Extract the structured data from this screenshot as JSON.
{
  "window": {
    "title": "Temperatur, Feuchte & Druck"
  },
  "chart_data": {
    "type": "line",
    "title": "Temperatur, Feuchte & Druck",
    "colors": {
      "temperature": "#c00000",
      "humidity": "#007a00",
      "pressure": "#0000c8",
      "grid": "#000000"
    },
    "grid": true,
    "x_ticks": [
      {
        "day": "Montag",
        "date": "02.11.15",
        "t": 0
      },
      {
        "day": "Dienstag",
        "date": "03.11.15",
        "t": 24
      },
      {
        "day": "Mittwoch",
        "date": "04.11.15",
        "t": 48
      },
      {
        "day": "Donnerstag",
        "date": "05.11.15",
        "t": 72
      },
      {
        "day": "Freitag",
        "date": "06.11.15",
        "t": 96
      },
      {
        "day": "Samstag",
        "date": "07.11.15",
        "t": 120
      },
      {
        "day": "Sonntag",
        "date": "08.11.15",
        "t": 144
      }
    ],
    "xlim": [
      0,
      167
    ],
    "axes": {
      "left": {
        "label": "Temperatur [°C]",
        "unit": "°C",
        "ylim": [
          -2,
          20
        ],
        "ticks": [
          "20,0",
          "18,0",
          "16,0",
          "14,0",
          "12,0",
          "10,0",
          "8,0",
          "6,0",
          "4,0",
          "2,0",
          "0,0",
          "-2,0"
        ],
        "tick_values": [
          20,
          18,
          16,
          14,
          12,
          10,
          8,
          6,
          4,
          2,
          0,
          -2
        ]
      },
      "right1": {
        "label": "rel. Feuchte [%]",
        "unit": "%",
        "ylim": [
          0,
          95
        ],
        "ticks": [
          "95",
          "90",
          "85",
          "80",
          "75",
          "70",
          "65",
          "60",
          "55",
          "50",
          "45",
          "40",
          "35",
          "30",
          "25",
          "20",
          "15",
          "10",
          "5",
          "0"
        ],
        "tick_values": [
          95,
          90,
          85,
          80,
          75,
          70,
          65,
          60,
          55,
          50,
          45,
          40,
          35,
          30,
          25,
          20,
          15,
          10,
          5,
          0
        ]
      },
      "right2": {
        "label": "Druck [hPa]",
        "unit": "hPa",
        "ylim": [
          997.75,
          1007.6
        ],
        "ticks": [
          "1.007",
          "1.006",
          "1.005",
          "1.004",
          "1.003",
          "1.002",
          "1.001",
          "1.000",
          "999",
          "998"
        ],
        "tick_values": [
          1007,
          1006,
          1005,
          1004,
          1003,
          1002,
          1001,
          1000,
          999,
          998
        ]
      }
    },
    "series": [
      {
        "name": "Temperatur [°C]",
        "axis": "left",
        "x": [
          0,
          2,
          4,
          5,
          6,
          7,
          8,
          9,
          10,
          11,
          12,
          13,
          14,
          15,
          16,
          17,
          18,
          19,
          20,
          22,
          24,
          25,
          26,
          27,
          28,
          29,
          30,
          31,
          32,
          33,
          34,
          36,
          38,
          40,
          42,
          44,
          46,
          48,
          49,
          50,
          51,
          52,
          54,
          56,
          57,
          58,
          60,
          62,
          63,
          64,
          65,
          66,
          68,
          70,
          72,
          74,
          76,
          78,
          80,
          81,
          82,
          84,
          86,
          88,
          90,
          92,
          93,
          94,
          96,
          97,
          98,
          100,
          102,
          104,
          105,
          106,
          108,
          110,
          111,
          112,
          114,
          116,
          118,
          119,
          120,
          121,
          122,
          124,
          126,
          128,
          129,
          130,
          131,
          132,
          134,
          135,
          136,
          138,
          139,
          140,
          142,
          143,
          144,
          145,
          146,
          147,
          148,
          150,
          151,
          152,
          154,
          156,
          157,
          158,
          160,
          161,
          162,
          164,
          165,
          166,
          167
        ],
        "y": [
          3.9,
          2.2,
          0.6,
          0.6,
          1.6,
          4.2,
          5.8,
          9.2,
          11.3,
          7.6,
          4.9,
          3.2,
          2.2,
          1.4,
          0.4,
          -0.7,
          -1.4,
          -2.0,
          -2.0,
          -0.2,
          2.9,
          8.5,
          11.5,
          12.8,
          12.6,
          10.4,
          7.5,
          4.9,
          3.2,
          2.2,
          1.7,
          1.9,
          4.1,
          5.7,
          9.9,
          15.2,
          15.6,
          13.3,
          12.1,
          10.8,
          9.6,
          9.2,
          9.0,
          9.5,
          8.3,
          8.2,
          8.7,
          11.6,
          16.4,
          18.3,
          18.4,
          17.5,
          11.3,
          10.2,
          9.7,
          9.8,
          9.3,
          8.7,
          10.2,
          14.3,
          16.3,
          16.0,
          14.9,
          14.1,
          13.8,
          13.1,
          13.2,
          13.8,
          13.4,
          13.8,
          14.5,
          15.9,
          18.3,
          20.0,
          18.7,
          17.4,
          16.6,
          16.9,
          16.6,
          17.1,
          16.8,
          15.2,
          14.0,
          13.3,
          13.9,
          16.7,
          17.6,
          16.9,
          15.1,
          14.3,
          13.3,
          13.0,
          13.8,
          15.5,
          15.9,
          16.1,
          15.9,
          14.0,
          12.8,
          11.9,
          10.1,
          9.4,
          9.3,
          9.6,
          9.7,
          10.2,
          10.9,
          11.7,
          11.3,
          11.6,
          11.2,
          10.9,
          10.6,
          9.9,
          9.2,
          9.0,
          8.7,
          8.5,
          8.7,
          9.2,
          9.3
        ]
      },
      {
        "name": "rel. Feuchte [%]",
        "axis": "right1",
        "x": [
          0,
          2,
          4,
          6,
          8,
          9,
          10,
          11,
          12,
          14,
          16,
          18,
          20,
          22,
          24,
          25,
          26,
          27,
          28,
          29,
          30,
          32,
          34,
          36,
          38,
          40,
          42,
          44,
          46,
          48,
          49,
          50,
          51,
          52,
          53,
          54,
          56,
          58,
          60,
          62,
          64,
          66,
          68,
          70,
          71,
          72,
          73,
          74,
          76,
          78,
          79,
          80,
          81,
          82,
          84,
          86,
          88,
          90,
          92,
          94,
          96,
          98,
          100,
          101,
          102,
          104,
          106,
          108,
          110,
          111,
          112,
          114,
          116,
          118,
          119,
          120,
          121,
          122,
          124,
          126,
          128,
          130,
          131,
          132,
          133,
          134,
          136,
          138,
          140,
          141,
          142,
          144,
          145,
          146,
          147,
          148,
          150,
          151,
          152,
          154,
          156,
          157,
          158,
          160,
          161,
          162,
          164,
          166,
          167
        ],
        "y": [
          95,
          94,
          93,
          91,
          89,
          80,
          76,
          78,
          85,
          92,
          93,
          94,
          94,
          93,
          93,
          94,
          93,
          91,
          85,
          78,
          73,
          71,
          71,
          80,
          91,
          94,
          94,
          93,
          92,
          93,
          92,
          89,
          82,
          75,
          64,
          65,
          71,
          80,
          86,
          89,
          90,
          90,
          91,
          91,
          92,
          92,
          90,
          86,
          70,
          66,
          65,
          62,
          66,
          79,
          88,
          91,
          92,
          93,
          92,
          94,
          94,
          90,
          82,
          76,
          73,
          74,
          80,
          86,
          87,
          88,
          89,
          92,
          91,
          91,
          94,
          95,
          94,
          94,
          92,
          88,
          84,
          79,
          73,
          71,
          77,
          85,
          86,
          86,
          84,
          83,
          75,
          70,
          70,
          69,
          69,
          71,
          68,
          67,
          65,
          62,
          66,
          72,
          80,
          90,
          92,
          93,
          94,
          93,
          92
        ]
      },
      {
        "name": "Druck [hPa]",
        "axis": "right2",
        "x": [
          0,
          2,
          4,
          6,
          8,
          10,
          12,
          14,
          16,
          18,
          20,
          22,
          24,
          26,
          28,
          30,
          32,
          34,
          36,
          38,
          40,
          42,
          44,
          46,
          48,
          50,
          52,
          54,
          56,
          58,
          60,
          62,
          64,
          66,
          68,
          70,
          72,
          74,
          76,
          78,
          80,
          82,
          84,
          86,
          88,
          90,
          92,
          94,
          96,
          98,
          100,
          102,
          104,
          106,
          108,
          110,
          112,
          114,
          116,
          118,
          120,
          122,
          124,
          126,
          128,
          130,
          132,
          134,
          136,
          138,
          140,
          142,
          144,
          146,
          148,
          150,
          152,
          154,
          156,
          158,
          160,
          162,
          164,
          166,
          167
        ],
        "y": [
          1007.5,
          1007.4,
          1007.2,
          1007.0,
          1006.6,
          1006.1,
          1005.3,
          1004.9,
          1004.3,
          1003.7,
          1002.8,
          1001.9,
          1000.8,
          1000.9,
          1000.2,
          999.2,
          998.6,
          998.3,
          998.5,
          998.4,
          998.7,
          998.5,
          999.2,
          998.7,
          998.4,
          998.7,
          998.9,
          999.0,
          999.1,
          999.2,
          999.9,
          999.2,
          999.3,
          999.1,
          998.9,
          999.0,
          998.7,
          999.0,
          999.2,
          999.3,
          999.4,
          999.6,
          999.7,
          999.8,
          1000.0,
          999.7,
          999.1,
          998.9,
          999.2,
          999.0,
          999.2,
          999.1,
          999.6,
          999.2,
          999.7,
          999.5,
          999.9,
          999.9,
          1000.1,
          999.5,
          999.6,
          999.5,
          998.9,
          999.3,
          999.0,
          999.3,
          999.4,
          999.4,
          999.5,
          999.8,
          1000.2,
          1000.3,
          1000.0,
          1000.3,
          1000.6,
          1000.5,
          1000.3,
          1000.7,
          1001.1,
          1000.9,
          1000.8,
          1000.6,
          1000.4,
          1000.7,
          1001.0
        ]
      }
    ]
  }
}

--------

Above are several records. Count the lines among them that contain "name" and give only the total.

_WRITTEN ANSWER:_
3